**INSTRUCTIONS FOR THE TASK**
Convert the entries below into a numbered list, starting at the first line and ending with the line that contains "series-layer: [97, 114, 558, 236]", both included. Leave out any blank lines.

**ITEMS**
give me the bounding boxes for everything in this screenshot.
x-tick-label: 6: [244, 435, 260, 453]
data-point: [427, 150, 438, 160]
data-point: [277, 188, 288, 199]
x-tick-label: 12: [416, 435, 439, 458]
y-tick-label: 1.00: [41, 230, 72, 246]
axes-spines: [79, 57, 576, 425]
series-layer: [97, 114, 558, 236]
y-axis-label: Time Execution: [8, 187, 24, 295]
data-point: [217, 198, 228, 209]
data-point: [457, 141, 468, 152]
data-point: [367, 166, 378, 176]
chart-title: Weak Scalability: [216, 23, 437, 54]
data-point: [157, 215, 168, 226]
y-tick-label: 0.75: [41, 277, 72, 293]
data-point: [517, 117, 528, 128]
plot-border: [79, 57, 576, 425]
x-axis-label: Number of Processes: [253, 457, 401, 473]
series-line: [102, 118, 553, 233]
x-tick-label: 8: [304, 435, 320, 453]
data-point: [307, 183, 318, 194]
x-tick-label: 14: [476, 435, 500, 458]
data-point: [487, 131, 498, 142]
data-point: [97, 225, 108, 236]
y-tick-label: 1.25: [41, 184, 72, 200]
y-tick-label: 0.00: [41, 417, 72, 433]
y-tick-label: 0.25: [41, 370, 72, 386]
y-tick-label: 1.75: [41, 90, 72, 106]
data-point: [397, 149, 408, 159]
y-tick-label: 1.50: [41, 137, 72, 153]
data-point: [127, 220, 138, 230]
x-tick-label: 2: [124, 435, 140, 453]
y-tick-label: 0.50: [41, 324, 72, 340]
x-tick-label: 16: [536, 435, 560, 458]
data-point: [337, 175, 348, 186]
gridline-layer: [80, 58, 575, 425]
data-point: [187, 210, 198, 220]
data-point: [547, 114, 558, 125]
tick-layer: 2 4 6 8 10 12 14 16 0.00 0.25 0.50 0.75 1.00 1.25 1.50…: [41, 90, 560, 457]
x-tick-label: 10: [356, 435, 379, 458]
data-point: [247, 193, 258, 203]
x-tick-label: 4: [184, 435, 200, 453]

**RESPONSE TO THE EXERCISE**
1. give me the bounding boxes for everything in this screenshot.
2. x-tick-label: 6: [244, 435, 260, 453]
3. data-point: [427, 150, 438, 160]
4. data-point: [277, 188, 288, 199]
5. x-tick-label: 12: [416, 435, 439, 458]
6. y-tick-label: 1.00: [41, 230, 72, 246]
7. axes-spines: [79, 57, 576, 425]
8. series-layer: [97, 114, 558, 236]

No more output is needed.